* [Challenge] Collect all lines below with the string "this".
======== The data
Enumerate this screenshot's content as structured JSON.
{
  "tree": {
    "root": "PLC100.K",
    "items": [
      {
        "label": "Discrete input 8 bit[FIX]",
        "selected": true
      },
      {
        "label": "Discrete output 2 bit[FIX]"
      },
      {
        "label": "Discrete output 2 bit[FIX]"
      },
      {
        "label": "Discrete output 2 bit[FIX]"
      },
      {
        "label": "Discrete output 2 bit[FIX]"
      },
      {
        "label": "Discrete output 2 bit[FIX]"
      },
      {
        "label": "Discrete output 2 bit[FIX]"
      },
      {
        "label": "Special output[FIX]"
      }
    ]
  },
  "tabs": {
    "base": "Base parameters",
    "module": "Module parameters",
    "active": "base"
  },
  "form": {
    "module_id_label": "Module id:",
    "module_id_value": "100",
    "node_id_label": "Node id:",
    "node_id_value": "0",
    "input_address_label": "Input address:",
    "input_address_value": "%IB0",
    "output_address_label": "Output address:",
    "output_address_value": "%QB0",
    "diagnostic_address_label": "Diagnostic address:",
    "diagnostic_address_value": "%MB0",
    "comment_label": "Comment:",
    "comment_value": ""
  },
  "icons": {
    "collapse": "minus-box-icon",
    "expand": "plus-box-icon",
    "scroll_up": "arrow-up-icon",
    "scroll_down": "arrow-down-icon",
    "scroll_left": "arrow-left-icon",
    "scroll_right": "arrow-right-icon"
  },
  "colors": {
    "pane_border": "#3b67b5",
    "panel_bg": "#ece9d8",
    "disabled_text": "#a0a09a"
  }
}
================
======== The data
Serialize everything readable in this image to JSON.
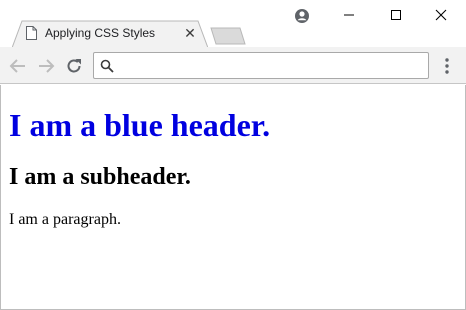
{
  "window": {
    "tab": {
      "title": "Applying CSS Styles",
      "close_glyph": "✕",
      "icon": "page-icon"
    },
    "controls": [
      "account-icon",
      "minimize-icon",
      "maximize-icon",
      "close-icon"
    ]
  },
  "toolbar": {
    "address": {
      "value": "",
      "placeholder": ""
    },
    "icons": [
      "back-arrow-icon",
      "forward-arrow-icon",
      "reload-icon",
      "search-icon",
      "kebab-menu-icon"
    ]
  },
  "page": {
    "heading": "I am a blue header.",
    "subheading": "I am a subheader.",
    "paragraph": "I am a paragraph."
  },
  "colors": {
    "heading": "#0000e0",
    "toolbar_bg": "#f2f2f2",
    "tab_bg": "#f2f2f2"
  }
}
================
* [Answer in full]
Enumerate this screenshot's content as structured JSON.
Serialize everything readable in this image to JSON.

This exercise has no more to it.